Render the records as a Markdown table with the columns Row and Line. Cover only the lines from the start of the records through the line that contains "legend-entry: Nigeria (621, 378, 669, 395)", numbering each row and leaving out blank lines.

-- begin Task inputs --

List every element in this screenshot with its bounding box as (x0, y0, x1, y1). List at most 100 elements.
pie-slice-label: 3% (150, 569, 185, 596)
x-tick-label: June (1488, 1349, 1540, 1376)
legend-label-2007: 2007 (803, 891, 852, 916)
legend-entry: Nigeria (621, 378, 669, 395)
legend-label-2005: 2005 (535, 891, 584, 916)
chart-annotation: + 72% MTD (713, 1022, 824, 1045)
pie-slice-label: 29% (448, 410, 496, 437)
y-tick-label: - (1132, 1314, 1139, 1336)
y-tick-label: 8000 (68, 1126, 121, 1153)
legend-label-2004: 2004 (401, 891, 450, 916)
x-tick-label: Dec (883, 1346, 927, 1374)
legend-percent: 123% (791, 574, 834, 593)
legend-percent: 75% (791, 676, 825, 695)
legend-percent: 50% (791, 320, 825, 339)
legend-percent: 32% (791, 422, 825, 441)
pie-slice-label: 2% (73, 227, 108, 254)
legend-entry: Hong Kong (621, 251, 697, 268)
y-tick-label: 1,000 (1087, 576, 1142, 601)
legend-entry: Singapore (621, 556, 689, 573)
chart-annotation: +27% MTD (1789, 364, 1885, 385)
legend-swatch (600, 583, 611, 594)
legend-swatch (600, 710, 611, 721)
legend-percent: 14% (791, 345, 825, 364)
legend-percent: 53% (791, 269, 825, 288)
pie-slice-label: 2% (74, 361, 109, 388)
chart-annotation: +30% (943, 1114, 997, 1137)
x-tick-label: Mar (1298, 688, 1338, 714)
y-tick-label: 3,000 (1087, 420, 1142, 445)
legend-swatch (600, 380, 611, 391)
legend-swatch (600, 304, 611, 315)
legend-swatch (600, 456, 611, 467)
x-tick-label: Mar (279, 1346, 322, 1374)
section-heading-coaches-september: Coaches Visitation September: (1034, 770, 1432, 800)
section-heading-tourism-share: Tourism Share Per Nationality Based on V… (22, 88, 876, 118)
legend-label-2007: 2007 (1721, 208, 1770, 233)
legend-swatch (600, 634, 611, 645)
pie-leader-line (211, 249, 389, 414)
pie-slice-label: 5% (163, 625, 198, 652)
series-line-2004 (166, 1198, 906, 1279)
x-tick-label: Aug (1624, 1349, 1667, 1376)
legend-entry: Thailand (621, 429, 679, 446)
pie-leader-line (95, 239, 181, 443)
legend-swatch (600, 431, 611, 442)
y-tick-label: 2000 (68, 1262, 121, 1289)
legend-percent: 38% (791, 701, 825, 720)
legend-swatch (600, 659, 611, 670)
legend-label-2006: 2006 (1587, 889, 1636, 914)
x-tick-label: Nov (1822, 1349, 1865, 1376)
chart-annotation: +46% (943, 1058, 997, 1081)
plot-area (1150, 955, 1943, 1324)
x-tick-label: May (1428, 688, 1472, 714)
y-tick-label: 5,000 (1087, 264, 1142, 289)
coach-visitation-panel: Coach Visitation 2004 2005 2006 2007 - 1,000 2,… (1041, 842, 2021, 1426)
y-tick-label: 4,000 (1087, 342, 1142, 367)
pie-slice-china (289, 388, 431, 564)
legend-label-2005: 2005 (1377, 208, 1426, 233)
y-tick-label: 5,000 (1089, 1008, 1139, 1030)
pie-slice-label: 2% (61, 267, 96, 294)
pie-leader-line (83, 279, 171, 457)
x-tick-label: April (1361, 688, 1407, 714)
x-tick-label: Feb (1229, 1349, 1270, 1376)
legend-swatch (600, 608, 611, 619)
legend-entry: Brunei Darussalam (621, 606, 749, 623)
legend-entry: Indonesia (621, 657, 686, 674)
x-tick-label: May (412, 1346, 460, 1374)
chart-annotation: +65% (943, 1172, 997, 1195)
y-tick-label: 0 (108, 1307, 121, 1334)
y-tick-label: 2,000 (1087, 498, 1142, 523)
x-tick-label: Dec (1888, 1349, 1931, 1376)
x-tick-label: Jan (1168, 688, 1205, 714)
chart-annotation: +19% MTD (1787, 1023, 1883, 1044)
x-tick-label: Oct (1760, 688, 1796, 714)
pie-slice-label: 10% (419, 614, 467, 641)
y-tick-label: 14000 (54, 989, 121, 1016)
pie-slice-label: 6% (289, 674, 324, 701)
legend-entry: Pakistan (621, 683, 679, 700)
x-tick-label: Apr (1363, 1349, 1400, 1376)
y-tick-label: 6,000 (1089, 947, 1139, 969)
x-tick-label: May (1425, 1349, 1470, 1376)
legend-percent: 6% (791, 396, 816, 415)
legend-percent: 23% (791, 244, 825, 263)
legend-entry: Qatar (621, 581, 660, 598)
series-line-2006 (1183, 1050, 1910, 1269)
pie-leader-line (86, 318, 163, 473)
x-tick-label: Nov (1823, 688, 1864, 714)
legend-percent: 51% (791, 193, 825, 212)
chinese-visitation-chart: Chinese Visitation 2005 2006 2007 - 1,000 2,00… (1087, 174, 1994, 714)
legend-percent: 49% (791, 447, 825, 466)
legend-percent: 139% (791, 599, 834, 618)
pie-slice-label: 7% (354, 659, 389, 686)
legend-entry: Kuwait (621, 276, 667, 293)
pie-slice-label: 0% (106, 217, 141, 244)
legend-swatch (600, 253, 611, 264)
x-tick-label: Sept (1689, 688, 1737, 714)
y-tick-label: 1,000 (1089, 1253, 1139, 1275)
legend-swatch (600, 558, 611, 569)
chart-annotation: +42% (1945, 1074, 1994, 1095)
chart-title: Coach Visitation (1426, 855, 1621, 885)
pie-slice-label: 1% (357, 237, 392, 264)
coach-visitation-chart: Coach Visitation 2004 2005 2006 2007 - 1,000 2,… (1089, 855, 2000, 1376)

-- end Task inputs --

§ **Response to this exercise**
| Row | Line |
|---|---|
| 1 | List every element in this screenshot with its bounding box as (x0, y0, x1, y1). List at most 100 elements. |
| 2 | pie-slice-label: 3% (150, 569, 185, 596) |
| 3 | x-tick-label: June (1488, 1349, 1540, 1376) |
| 4 | legend-label-2007: 2007 (803, 891, 852, 916) |
| 5 | legend-entry: Nigeria (621, 378, 669, 395) |